> [Exercise requirements]:
Gather up the lines with the word "نسبة" in them.

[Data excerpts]
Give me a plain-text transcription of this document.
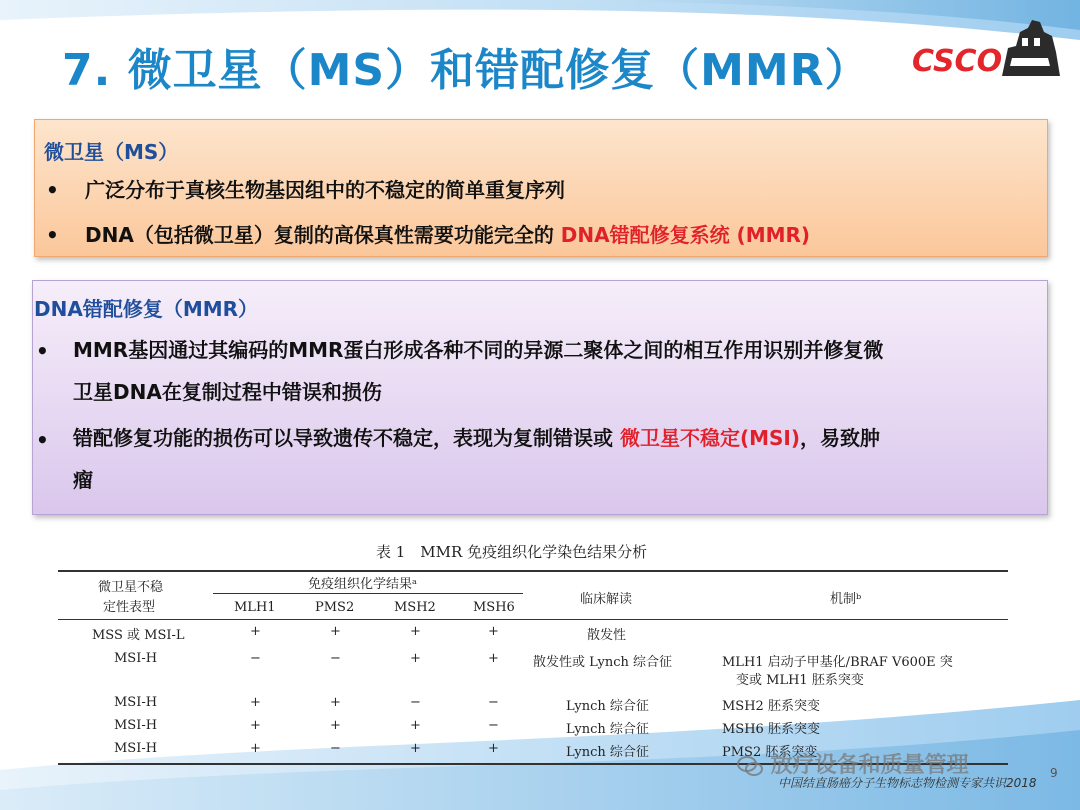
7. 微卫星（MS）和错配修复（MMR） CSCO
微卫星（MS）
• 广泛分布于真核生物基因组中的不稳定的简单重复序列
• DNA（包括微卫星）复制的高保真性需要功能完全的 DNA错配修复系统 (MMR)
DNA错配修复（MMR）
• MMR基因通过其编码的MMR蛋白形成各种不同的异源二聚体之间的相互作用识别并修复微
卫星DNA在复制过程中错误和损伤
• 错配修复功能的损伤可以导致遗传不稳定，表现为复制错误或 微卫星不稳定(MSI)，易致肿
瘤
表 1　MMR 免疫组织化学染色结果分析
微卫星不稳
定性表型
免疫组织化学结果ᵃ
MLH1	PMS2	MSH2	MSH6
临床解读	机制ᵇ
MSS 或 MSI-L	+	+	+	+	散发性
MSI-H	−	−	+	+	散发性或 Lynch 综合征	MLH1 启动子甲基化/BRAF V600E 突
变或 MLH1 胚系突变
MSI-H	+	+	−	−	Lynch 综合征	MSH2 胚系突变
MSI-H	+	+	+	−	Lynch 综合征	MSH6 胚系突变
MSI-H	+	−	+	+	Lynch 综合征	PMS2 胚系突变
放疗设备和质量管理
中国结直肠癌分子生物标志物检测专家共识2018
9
---
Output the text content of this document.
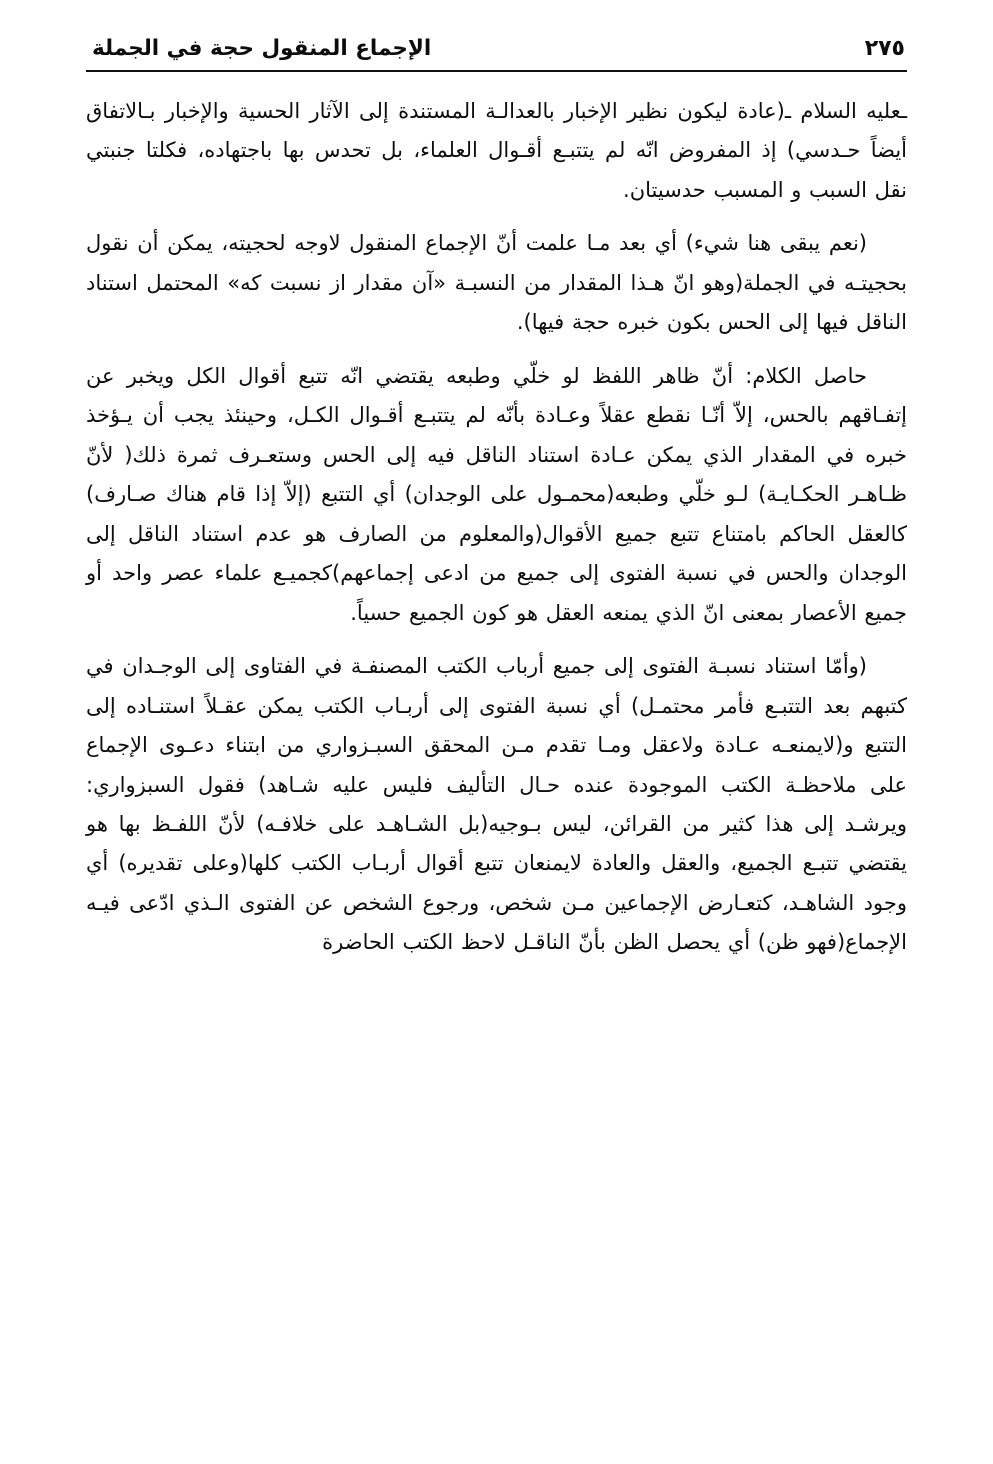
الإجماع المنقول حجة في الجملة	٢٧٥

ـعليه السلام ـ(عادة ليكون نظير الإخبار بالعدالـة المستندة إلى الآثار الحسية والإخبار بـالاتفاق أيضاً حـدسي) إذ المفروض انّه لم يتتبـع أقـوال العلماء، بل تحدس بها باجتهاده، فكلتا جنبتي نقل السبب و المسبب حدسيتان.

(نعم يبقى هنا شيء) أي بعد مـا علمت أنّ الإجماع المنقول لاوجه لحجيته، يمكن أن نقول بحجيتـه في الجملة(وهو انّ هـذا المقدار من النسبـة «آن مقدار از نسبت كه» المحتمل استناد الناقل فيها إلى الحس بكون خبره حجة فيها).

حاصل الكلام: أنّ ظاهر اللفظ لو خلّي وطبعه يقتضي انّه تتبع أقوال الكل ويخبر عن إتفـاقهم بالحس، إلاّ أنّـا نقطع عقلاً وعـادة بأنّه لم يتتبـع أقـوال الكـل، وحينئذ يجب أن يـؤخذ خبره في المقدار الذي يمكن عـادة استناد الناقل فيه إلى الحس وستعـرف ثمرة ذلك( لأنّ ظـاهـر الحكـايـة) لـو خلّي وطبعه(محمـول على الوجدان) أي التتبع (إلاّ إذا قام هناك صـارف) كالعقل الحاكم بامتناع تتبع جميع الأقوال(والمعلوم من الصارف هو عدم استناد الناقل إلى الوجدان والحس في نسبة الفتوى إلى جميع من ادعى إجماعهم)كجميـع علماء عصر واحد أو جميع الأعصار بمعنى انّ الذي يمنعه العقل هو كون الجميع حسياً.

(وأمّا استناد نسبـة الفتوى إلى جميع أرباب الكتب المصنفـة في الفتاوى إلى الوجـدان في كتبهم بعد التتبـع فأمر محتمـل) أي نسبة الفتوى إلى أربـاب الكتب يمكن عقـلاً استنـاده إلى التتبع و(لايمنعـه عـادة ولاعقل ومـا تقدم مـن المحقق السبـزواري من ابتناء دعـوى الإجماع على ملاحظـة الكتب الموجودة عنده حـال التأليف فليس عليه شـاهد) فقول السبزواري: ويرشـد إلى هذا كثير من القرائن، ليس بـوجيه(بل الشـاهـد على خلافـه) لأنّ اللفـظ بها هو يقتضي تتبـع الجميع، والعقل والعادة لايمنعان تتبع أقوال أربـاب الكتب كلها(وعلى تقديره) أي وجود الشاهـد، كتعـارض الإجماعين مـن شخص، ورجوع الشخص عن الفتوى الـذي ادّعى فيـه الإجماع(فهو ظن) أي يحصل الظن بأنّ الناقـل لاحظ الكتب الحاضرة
* * *
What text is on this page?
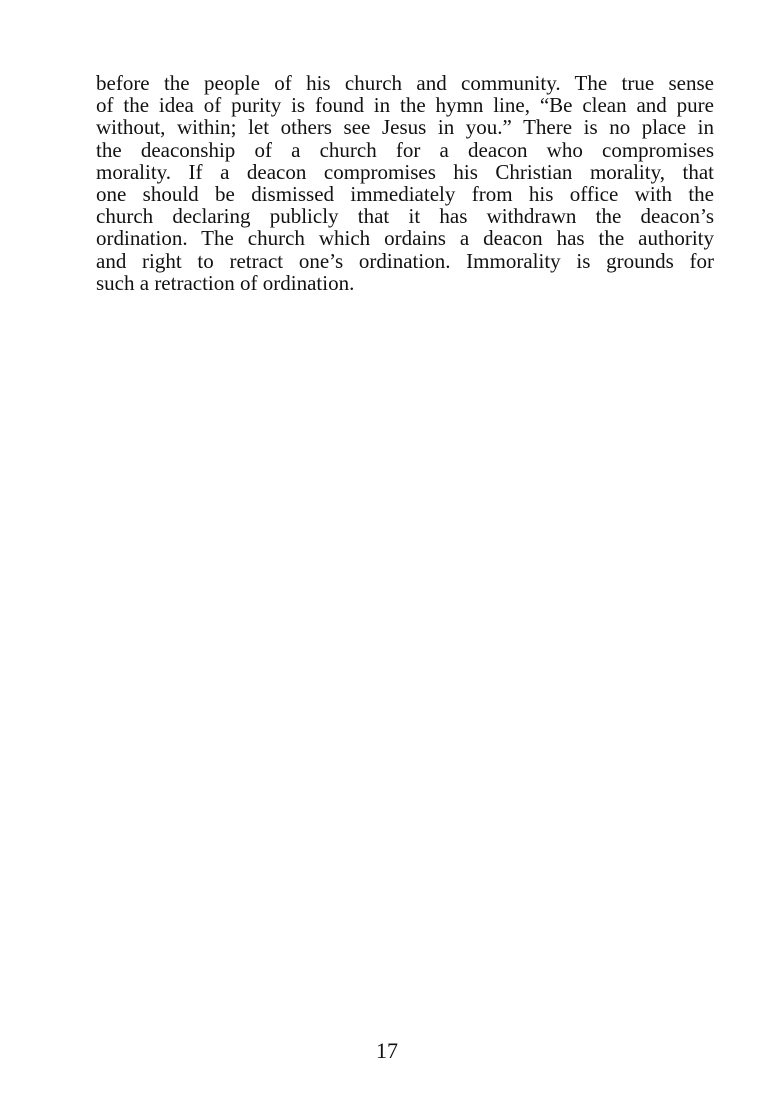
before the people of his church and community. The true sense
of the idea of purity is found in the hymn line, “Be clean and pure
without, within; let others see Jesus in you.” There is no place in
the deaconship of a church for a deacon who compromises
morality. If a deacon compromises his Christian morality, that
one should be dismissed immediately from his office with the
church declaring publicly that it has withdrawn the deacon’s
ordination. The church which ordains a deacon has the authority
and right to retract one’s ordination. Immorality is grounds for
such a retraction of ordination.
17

> [Full solution]:
حاصل الكلام: أنّ ظاهر اللفظ لو خلّي وطبعه يقتضي انّه تتبع أقوال الكل ويخبر عن إتفـاقهم بالحس، إلاّ أنّـا نقطع عقلاً وعـادة بأنّه لم يتتبـع أقـوال الكـل، وحينئذ يجب أن يـؤخذ خبره في المقدار الذي يمكن عـادة استناد الناقل فيه إلى الحس وستعـرف ثمرة ذلك( لأنّ ظـاهـر الحكـايـة) لـو خلّي وطبعه(محمـول على الوجدان) أي التتبع (إلاّ إذا قام هناك صـارف) كالعقل الحاكم بامتناع تتبع جميع الأقوال(والمعلوم من الصارف هو عدم استناد الناقل إلى الوجدان والحس في نسبة الفتوى إلى جميع من ادعى إجماعهم)كجميـع علماء عصر واحد أو جميع الأعصار بمعنى انّ الذي يمنعه العقل هو كون الجميع حسياً.
(وأمّا استناد نسبـة الفتوى إلى جميع أرباب الكتب المصنفـة في الفتاوى إلى الوجـدان في كتبهم بعد التتبـع فأمر محتمـل) أي نسبة الفتوى إلى أربـاب الكتب يمكن عقـلاً استنـاده إلى التتبع و(لايمنعـه عـادة ولاعقل ومـا تقدم مـن المحقق السبـزواري من ابتناء دعـوى الإجماع على ملاحظـة الكتب الموجودة عنده حـال التأليف فليس عليه شـاهد) فقول السبزواري: ويرشـد إلى هذا كثير من القرائن، ليس بـوجيه(بل الشـاهـد على خلافـه) لأنّ اللفـظ بها هو يقتضي تتبـع الجميع، والعقل والعادة لايمنعان تتبع أقوال أربـاب الكتب كلها(وعلى تقديره) أي وجود الشاهـد، كتعـارض الإجماعين مـن شخص، ورجوع الشخص عن الفتوى الـذي ادّعى فيـه الإجماع(فهو ظن) أي يحصل الظن بأنّ الناقـل لاحظ الكتب الحاضرة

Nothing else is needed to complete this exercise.